# INPUT start

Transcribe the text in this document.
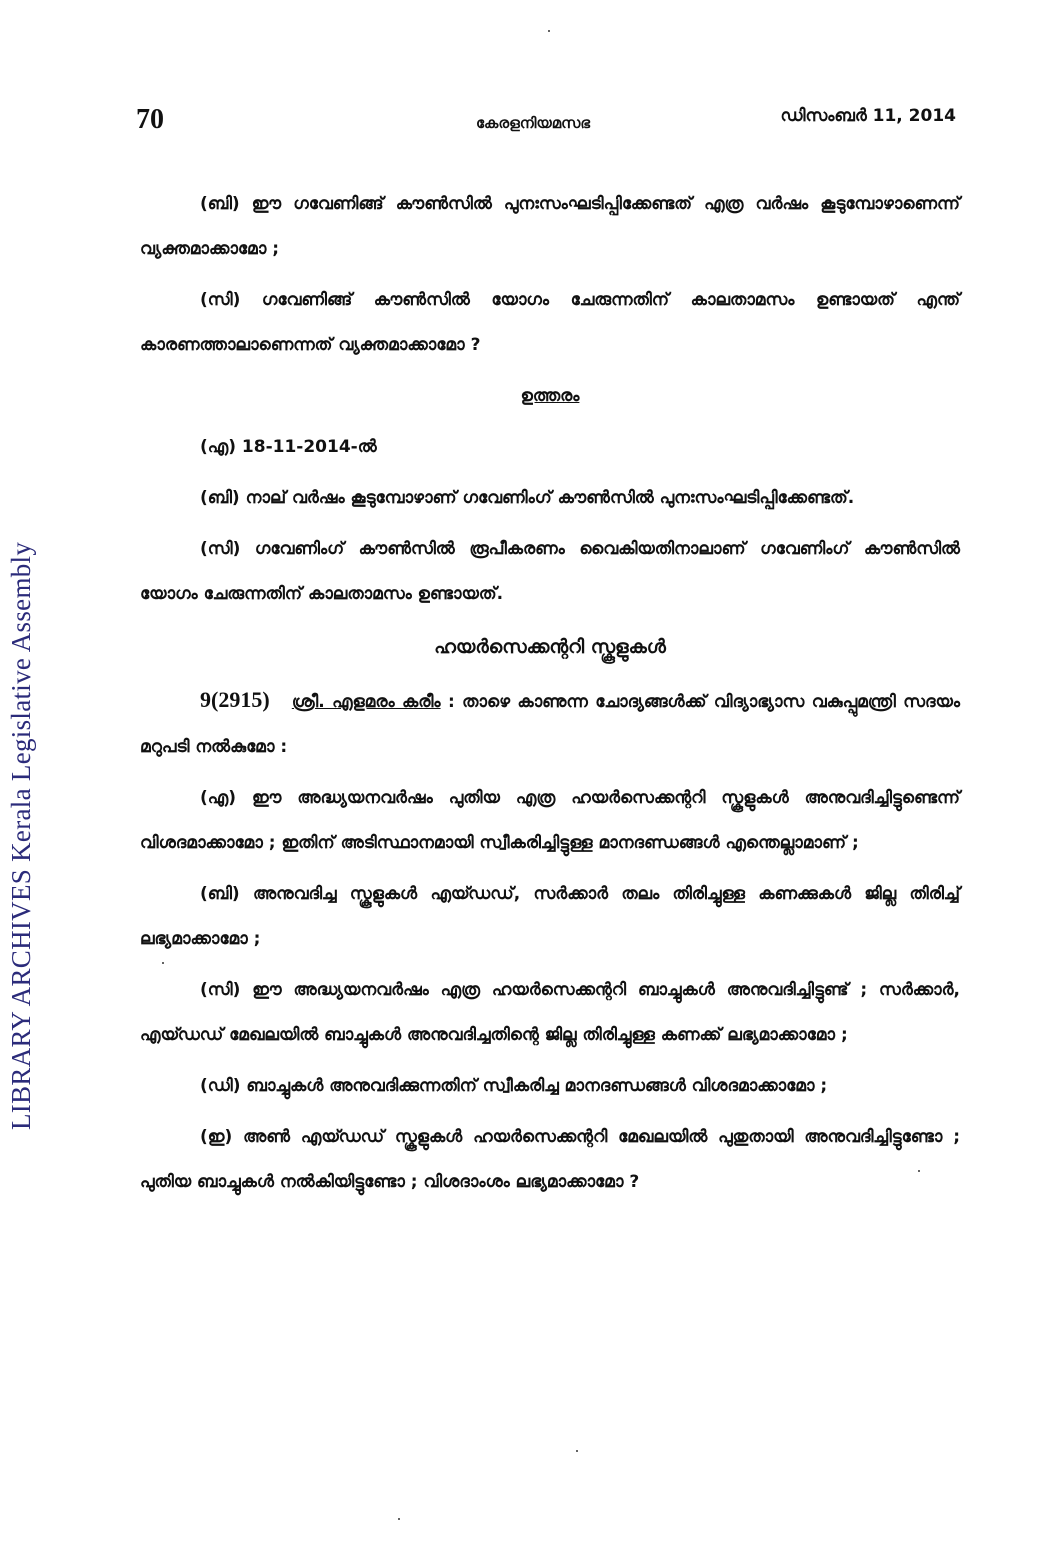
LIBRARY ARCHIVES Kerala Legislative Assembly
70	കേരളനിയമസഭ	ഡിസംബർ 11, 2014

(ബി) ഈ ഗവേണിങ്ങ് കൗൺസിൽ പുനഃസംഘടിപ്പിക്കേണ്ടത് എത്ര വർഷം കൂടുമ്പോഴാണെന്ന് വ്യക്തമാക്കാമോ ;

(സി) ഗവേണിങ്ങ് കൗൺസിൽ യോഗം ചേരുന്നതിന് കാലതാമസം ഉണ്ടായത് എന്ത് കാരണത്താലാണെന്നത് വ്യക്തമാക്കാമോ ?

ഉത്തരം

(എ) 18-11-2014-ൽ

(ബി) നാല് വർഷം കൂടുമ്പോഴാണ് ഗവേണിംഗ് കൗൺസിൽ പുനഃസംഘടിപ്പിക്കേണ്ടത്.

(സി) ഗവേണിംഗ് കൗൺസിൽ രൂപീകരണം വൈകിയതിനാലാണ് ഗവേണിംഗ് കൗൺസിൽ യോഗം ചേരുന്നതിന് കാലതാമസം ഉണ്ടായത്.

ഹയർസെക്കന്ററി സ്കൂളുകൾ

9(2915) ശ്രീ. എളമരം കരീം : താഴെ കാണുന്ന ചോദ്യങ്ങൾക്ക് വിദ്യാഭ്യാസ വകുപ്പുമന്ത്രി സദയം മറുപടി നൽകുമോ :

(എ) ഈ അദ്ധ്യയനവർഷം പുതിയ എത്ര ഹയർസെക്കന്ററി സ്കൂളുകൾ അനുവദിച്ചിട്ടുണ്ടെന്ന് വിശദമാക്കാമോ ; ഇതിന് അടിസ്ഥാനമായി സ്വീകരിച്ചിട്ടുള്ള മാനദണ്ഡങ്ങൾ എന്തെല്ലാമാണ് ;

(ബി) അനുവദിച്ച സ്കൂളുകൾ എയ്ഡഡ്, സർക്കാർ തലം തിരിച്ചുള്ള കണക്കുകൾ ജില്ല തിരിച്ച് ലഭ്യമാക്കാമോ ;

(സി) ഈ അദ്ധ്യയനവർഷം എത്ര ഹയർസെക്കന്ററി ബാച്ചുകൾ അനുവദിച്ചിട്ടുണ്ട് ; സർക്കാർ, എയ്ഡഡ് മേഖലയിൽ ബാച്ചുകൾ അനുവദിച്ചതിന്റെ ജില്ല തിരിച്ചുള്ള കണക്ക് ലഭ്യമാക്കാമോ ;

(ഡി) ബാച്ചുകൾ അനുവദിക്കുന്നതിന് സ്വീകരിച്ച മാനദണ്ഡങ്ങൾ വിശദമാക്കാമോ ;

(ഇ) അൺ എയ്ഡഡ് സ്കൂളുകൾ ഹയർസെക്കന്ററി മേഖലയിൽ പുതുതായി അനുവദിച്ചിട്ടുണ്ടോ ; പുതിയ ബാച്ചുകൾ നൽകിയിട്ടുണ്ടോ ; വിശദാംശം ലഭ്യമാക്കാമോ ?
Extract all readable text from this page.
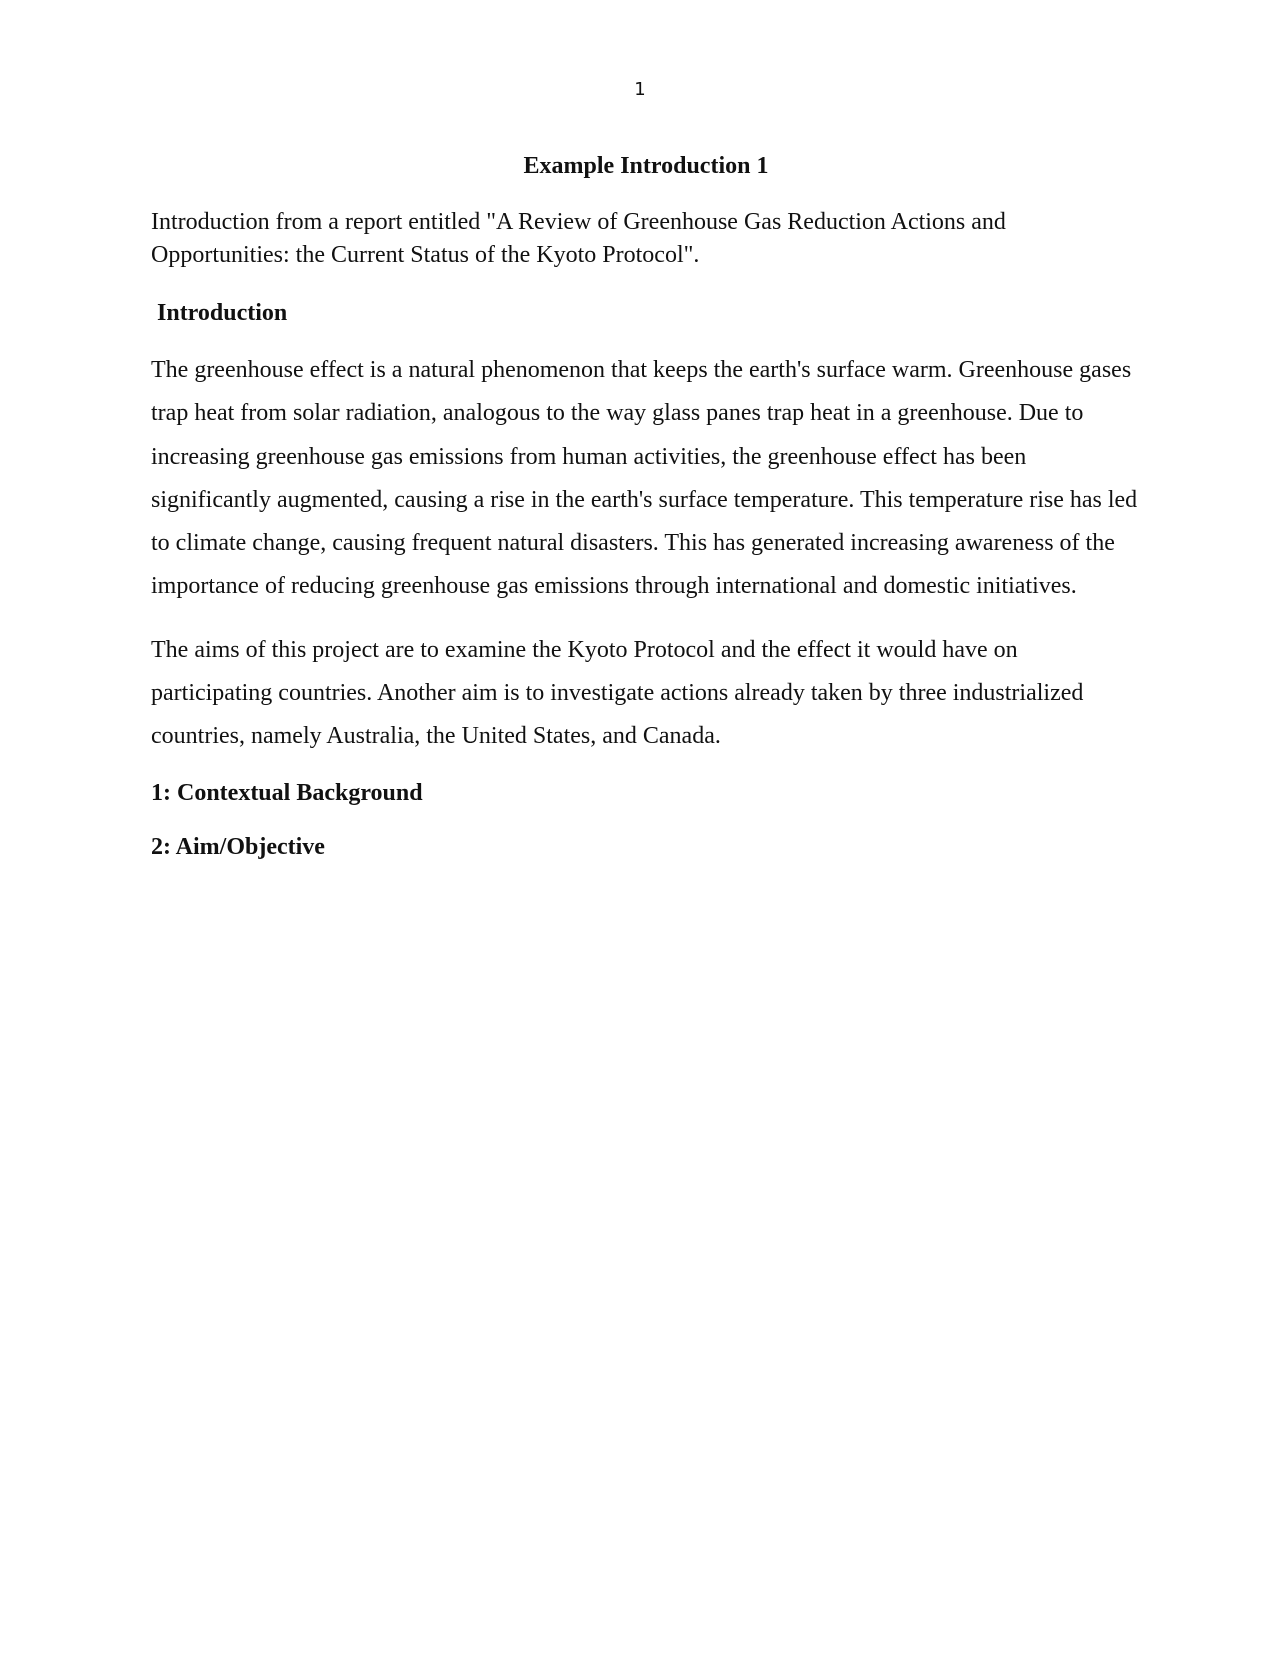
1
Example Introduction 1

Introduction from a report entitled "A Review of Greenhouse Gas Reduction Actions and Opportunities: the Current Status of the Kyoto Protocol".

Introduction

The greenhouse effect is a natural phenomenon that keeps the earth's surface warm. Greenhouse gases trap heat from solar radiation, analogous to the way glass panes trap heat in a greenhouse. Due to increasing greenhouse gas emissions from human activities, the greenhouse effect has been significantly augmented, causing a rise in the earth's surface temperature. This temperature rise has led to climate change, causing frequent natural disasters. This has generated increasing awareness of the importance of reducing greenhouse gas emissions through international and domestic initiatives.

The aims of this project are to examine the Kyoto Protocol and the effect it would have on participating countries. Another aim is to investigate actions already taken by three industrialized countries, namely Australia, the United States, and Canada.

1: Contextual Background
2: Aim/Objective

# INPUT end

**CHALLENGE:**
Say how many lines in the records contain the string "Kyoto", and say nothing else.

**SOLUTION:**
2